##### Available records #####

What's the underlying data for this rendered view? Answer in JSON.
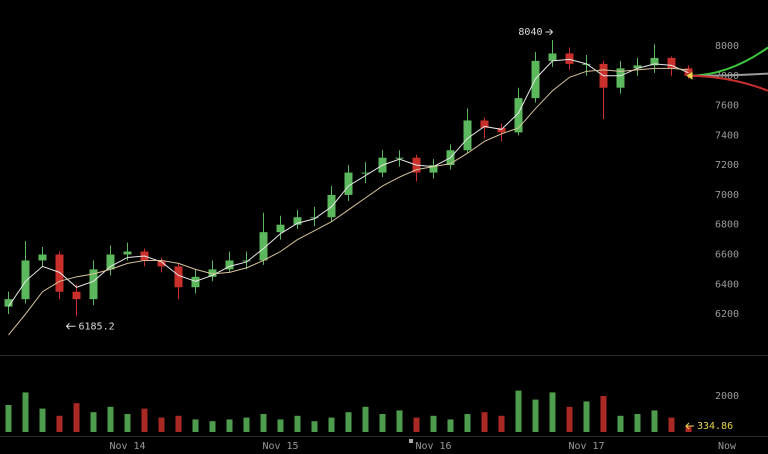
{
  "chart_data": {
    "type": "candlestick",
    "categories": [
      null,
      null,
      null,
      null,
      null,
      null,
      null,
      "Nov 14",
      null,
      null,
      null,
      null,
      null,
      null,
      null,
      null,
      "Nov 15",
      null,
      null,
      null,
      null,
      null,
      null,
      null,
      null,
      "Nov 16",
      null,
      null,
      null,
      null,
      null,
      null,
      null,
      null,
      "Nov 17",
      null,
      null,
      null,
      null,
      null,
      null
    ],
    "open": [
      6250,
      6300,
      6560,
      6600,
      6350,
      6300,
      6500,
      6600,
      6620,
      6560,
      6520,
      6380,
      6450,
      6500,
      6560,
      6560,
      6750,
      6800,
      6850,
      6850,
      7000,
      7150,
      7150,
      7250,
      7250,
      7150,
      7200,
      7300,
      7500,
      7450,
      7420,
      7650,
      7900,
      7950,
      7880,
      7880,
      7720,
      7850,
      7870,
      7920,
      7850
    ],
    "high": [
      6350,
      6690,
      6650,
      6620,
      6400,
      6560,
      6660,
      6680,
      6640,
      6580,
      6540,
      6500,
      6560,
      6620,
      6620,
      6880,
      6860,
      6900,
      6920,
      7060,
      7200,
      7220,
      7300,
      7300,
      7270,
      7240,
      7340,
      7580,
      7520,
      7480,
      7720,
      7960,
      8040,
      7990,
      7940,
      7900,
      7900,
      7920,
      8010,
      7930,
      7870
    ],
    "low": [
      6200,
      6270,
      6520,
      6300,
      6185.2,
      6260,
      6460,
      6560,
      6520,
      6480,
      6300,
      6340,
      6420,
      6480,
      6500,
      6530,
      6700,
      6770,
      6790,
      6820,
      6960,
      7080,
      7120,
      7190,
      7090,
      7110,
      7170,
      7280,
      7380,
      7360,
      7400,
      7620,
      7860,
      7840,
      7800,
      7510,
      7680,
      7800,
      7820,
      7800,
      7780
    ],
    "close": [
      6300,
      6560,
      6600,
      6350,
      6300,
      6500,
      6600,
      6620,
      6560,
      6520,
      6380,
      6450,
      6500,
      6560,
      6560,
      6750,
      6800,
      6850,
      6850,
      7000,
      7150,
      7150,
      7250,
      7250,
      7150,
      7200,
      7300,
      7500,
      7450,
      7420,
      7650,
      7900,
      7950,
      7880,
      7880,
      7720,
      7850,
      7870,
      7920,
      7850,
      7800
    ],
    "up_color": "#5cb85c",
    "down_color": "#c9302c",
    "moving_averages": [
      {
        "color": "#e8e8e8",
        "values": [
          6250,
          6420,
          6520,
          6480,
          6380,
          6420,
          6520,
          6580,
          6590,
          6550,
          6460,
          6420,
          6460,
          6520,
          6550,
          6640,
          6740,
          6810,
          6840,
          6920,
          7060,
          7130,
          7200,
          7240,
          7200,
          7190,
          7250,
          7380,
          7460,
          7440,
          7550,
          7780,
          7900,
          7910,
          7880,
          7800,
          7800,
          7850,
          7880,
          7870,
          7820
        ]
      },
      {
        "color": "#d9c49a",
        "values": [
          6060,
          6200,
          6350,
          6420,
          6450,
          6470,
          6500,
          6540,
          6560,
          6560,
          6540,
          6500,
          6470,
          6480,
          6510,
          6560,
          6620,
          6700,
          6760,
          6820,
          6900,
          6980,
          7060,
          7120,
          7170,
          7190,
          7210,
          7280,
          7360,
          7410,
          7450,
          7580,
          7700,
          7790,
          7830,
          7840,
          7830,
          7840,
          7850,
          7850,
          7840
        ]
      }
    ],
    "ylim": [
      5925,
      8309
    ],
    "yticks": [
      6200,
      6400,
      6600,
      6800,
      7000,
      7200,
      7400,
      7600,
      7800,
      8000
    ],
    "projection": [
      {
        "color": "#3cc63c",
        "value": 7990
      },
      {
        "color": "#9a9a9a",
        "value": 7815
      },
      {
        "color": "#c9302c",
        "value": 7700
      }
    ],
    "volume": {
      "values": [
        1500,
        2200,
        1300,
        900,
        1600,
        1100,
        1400,
        1000,
        1300,
        800,
        900,
        700,
        600,
        700,
        800,
        1000,
        700,
        900,
        600,
        800,
        1100,
        1400,
        1000,
        1200,
        800,
        900,
        700,
        1000,
        1100,
        900,
        2300,
        1800,
        2200,
        1400,
        1700,
        2000,
        900,
        1000,
        1200,
        800,
        334.86
      ],
      "ylim": [
        0,
        4000
      ],
      "yticks": [
        2000
      ],
      "label_color": "#e8d44d"
    },
    "now_label": "Now"
  }
}
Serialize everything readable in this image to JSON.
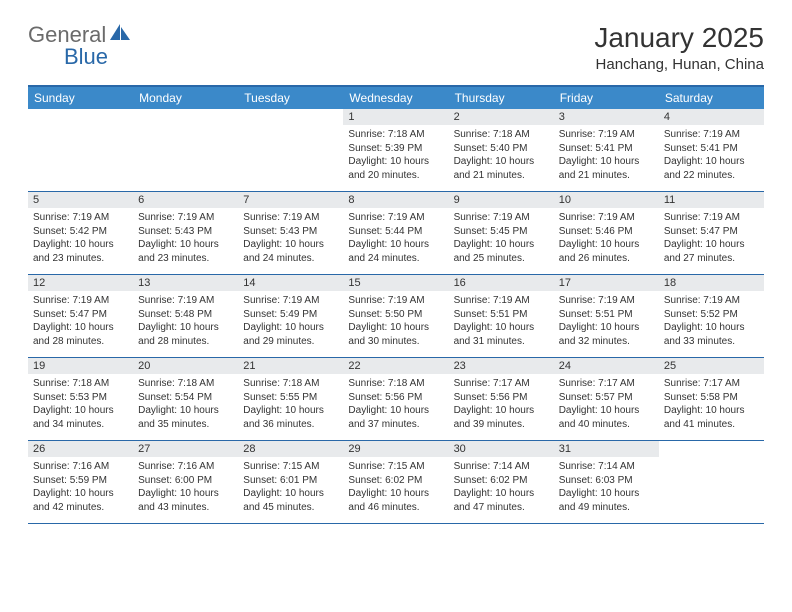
{
  "logo": {
    "general": "General",
    "blue": "Blue"
  },
  "title": "January 2025",
  "location": "Hanchang, Hunan, China",
  "colors": {
    "header_bg": "#3b89c9",
    "border": "#2968a8",
    "daynum_bg": "#e8eaec",
    "text": "#333333",
    "logo_gray": "#6b6b6b",
    "logo_blue": "#2968a8",
    "page_bg": "#ffffff"
  },
  "typography": {
    "title_fontsize": 28,
    "location_fontsize": 15,
    "dayheader_fontsize": 12,
    "daynum_fontsize": 11,
    "body_fontsize": 10
  },
  "layout": {
    "columns": 7,
    "rows": 5,
    "cell_min_height": 82
  },
  "day_headers": [
    "Sunday",
    "Monday",
    "Tuesday",
    "Wednesday",
    "Thursday",
    "Friday",
    "Saturday"
  ],
  "weeks": [
    [
      {
        "num": "",
        "sunrise": "",
        "sunset": "",
        "daylight": ""
      },
      {
        "num": "",
        "sunrise": "",
        "sunset": "",
        "daylight": ""
      },
      {
        "num": "",
        "sunrise": "",
        "sunset": "",
        "daylight": ""
      },
      {
        "num": "1",
        "sunrise": "Sunrise: 7:18 AM",
        "sunset": "Sunset: 5:39 PM",
        "daylight": "Daylight: 10 hours and 20 minutes."
      },
      {
        "num": "2",
        "sunrise": "Sunrise: 7:18 AM",
        "sunset": "Sunset: 5:40 PM",
        "daylight": "Daylight: 10 hours and 21 minutes."
      },
      {
        "num": "3",
        "sunrise": "Sunrise: 7:19 AM",
        "sunset": "Sunset: 5:41 PM",
        "daylight": "Daylight: 10 hours and 21 minutes."
      },
      {
        "num": "4",
        "sunrise": "Sunrise: 7:19 AM",
        "sunset": "Sunset: 5:41 PM",
        "daylight": "Daylight: 10 hours and 22 minutes."
      }
    ],
    [
      {
        "num": "5",
        "sunrise": "Sunrise: 7:19 AM",
        "sunset": "Sunset: 5:42 PM",
        "daylight": "Daylight: 10 hours and 23 minutes."
      },
      {
        "num": "6",
        "sunrise": "Sunrise: 7:19 AM",
        "sunset": "Sunset: 5:43 PM",
        "daylight": "Daylight: 10 hours and 23 minutes."
      },
      {
        "num": "7",
        "sunrise": "Sunrise: 7:19 AM",
        "sunset": "Sunset: 5:43 PM",
        "daylight": "Daylight: 10 hours and 24 minutes."
      },
      {
        "num": "8",
        "sunrise": "Sunrise: 7:19 AM",
        "sunset": "Sunset: 5:44 PM",
        "daylight": "Daylight: 10 hours and 24 minutes."
      },
      {
        "num": "9",
        "sunrise": "Sunrise: 7:19 AM",
        "sunset": "Sunset: 5:45 PM",
        "daylight": "Daylight: 10 hours and 25 minutes."
      },
      {
        "num": "10",
        "sunrise": "Sunrise: 7:19 AM",
        "sunset": "Sunset: 5:46 PM",
        "daylight": "Daylight: 10 hours and 26 minutes."
      },
      {
        "num": "11",
        "sunrise": "Sunrise: 7:19 AM",
        "sunset": "Sunset: 5:47 PM",
        "daylight": "Daylight: 10 hours and 27 minutes."
      }
    ],
    [
      {
        "num": "12",
        "sunrise": "Sunrise: 7:19 AM",
        "sunset": "Sunset: 5:47 PM",
        "daylight": "Daylight: 10 hours and 28 minutes."
      },
      {
        "num": "13",
        "sunrise": "Sunrise: 7:19 AM",
        "sunset": "Sunset: 5:48 PM",
        "daylight": "Daylight: 10 hours and 28 minutes."
      },
      {
        "num": "14",
        "sunrise": "Sunrise: 7:19 AM",
        "sunset": "Sunset: 5:49 PM",
        "daylight": "Daylight: 10 hours and 29 minutes."
      },
      {
        "num": "15",
        "sunrise": "Sunrise: 7:19 AM",
        "sunset": "Sunset: 5:50 PM",
        "daylight": "Daylight: 10 hours and 30 minutes."
      },
      {
        "num": "16",
        "sunrise": "Sunrise: 7:19 AM",
        "sunset": "Sunset: 5:51 PM",
        "daylight": "Daylight: 10 hours and 31 minutes."
      },
      {
        "num": "17",
        "sunrise": "Sunrise: 7:19 AM",
        "sunset": "Sunset: 5:51 PM",
        "daylight": "Daylight: 10 hours and 32 minutes."
      },
      {
        "num": "18",
        "sunrise": "Sunrise: 7:19 AM",
        "sunset": "Sunset: 5:52 PM",
        "daylight": "Daylight: 10 hours and 33 minutes."
      }
    ],
    [
      {
        "num": "19",
        "sunrise": "Sunrise: 7:18 AM",
        "sunset": "Sunset: 5:53 PM",
        "daylight": "Daylight: 10 hours and 34 minutes."
      },
      {
        "num": "20",
        "sunrise": "Sunrise: 7:18 AM",
        "sunset": "Sunset: 5:54 PM",
        "daylight": "Daylight: 10 hours and 35 minutes."
      },
      {
        "num": "21",
        "sunrise": "Sunrise: 7:18 AM",
        "sunset": "Sunset: 5:55 PM",
        "daylight": "Daylight: 10 hours and 36 minutes."
      },
      {
        "num": "22",
        "sunrise": "Sunrise: 7:18 AM",
        "sunset": "Sunset: 5:56 PM",
        "daylight": "Daylight: 10 hours and 37 minutes."
      },
      {
        "num": "23",
        "sunrise": "Sunrise: 7:17 AM",
        "sunset": "Sunset: 5:56 PM",
        "daylight": "Daylight: 10 hours and 39 minutes."
      },
      {
        "num": "24",
        "sunrise": "Sunrise: 7:17 AM",
        "sunset": "Sunset: 5:57 PM",
        "daylight": "Daylight: 10 hours and 40 minutes."
      },
      {
        "num": "25",
        "sunrise": "Sunrise: 7:17 AM",
        "sunset": "Sunset: 5:58 PM",
        "daylight": "Daylight: 10 hours and 41 minutes."
      }
    ],
    [
      {
        "num": "26",
        "sunrise": "Sunrise: 7:16 AM",
        "sunset": "Sunset: 5:59 PM",
        "daylight": "Daylight: 10 hours and 42 minutes."
      },
      {
        "num": "27",
        "sunrise": "Sunrise: 7:16 AM",
        "sunset": "Sunset: 6:00 PM",
        "daylight": "Daylight: 10 hours and 43 minutes."
      },
      {
        "num": "28",
        "sunrise": "Sunrise: 7:15 AM",
        "sunset": "Sunset: 6:01 PM",
        "daylight": "Daylight: 10 hours and 45 minutes."
      },
      {
        "num": "29",
        "sunrise": "Sunrise: 7:15 AM",
        "sunset": "Sunset: 6:02 PM",
        "daylight": "Daylight: 10 hours and 46 minutes."
      },
      {
        "num": "30",
        "sunrise": "Sunrise: 7:14 AM",
        "sunset": "Sunset: 6:02 PM",
        "daylight": "Daylight: 10 hours and 47 minutes."
      },
      {
        "num": "31",
        "sunrise": "Sunrise: 7:14 AM",
        "sunset": "Sunset: 6:03 PM",
        "daylight": "Daylight: 10 hours and 49 minutes."
      },
      {
        "num": "",
        "sunrise": "",
        "sunset": "",
        "daylight": ""
      }
    ]
  ]
}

#####

▶ _Direction_
Take each line containing the string "JSON" and copy it out.

▶ _Exercise response_
What's the underlying data for this rendered view? Answer in JSON.
Serialize everything readable in this image to JSON.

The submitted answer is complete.